Data tied to figure images:
%%

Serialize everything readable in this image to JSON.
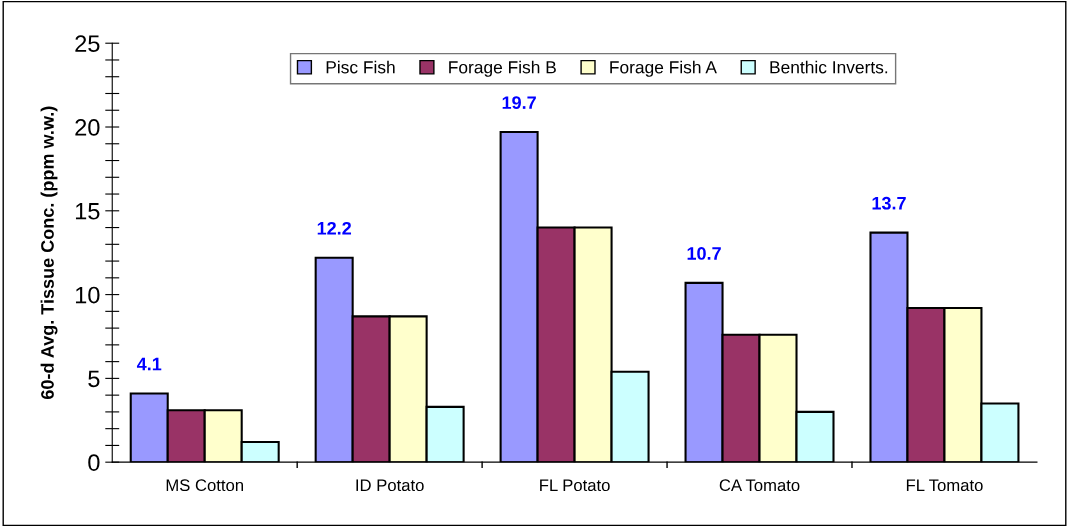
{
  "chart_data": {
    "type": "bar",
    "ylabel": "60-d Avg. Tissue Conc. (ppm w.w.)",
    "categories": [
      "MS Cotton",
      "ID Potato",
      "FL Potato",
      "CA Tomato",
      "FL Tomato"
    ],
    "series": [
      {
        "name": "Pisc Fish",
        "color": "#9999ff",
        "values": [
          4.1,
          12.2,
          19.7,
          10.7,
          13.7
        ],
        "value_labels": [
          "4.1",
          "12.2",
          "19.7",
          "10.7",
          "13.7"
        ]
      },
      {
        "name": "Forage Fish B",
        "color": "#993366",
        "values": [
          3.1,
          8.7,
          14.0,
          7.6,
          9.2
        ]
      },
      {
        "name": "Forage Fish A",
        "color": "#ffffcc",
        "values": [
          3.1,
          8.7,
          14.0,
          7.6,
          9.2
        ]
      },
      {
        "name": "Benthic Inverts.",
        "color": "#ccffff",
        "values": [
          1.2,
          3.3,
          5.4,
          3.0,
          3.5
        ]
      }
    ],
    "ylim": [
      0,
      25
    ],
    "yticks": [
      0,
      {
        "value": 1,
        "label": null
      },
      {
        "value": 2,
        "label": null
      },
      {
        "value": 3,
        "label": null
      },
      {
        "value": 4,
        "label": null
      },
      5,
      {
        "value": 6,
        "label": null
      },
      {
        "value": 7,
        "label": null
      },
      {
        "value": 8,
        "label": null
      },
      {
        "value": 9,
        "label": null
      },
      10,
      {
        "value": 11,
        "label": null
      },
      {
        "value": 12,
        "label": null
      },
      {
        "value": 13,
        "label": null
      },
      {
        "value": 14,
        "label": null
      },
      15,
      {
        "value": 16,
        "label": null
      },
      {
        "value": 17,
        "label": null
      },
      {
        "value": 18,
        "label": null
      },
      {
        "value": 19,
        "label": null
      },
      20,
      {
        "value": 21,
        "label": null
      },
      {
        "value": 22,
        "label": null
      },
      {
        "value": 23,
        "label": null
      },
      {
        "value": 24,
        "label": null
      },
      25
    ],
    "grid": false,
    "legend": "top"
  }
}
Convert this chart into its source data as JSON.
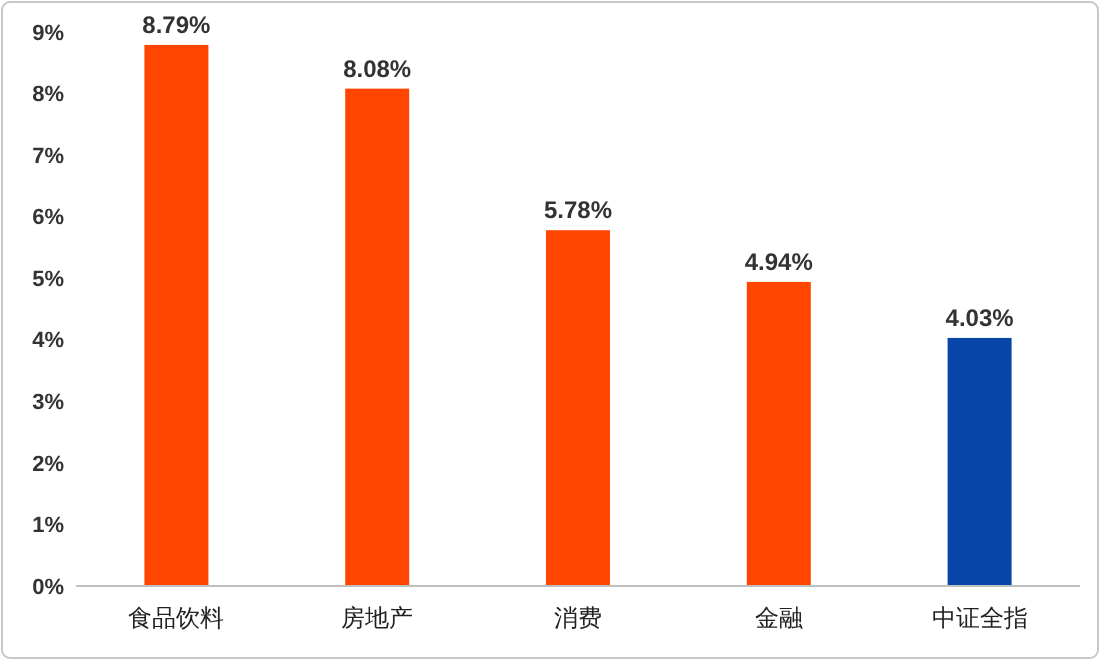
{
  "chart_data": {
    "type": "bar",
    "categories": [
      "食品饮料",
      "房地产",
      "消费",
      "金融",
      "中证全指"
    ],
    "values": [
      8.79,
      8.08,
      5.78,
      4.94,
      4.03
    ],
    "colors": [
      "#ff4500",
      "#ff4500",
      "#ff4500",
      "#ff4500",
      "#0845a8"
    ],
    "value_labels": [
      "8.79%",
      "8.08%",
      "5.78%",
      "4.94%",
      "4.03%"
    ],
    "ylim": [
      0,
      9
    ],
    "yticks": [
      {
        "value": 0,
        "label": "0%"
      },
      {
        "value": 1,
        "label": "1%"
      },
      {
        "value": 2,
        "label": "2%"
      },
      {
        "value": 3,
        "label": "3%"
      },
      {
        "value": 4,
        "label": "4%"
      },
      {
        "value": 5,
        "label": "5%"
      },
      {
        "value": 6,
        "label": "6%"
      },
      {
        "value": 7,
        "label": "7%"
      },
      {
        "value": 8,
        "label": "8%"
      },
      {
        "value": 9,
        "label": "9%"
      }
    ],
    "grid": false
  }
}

%%

#### Task statement
In the records above, how many lines contain the word "Forage"? Give the number alone.

#### Response to the task
2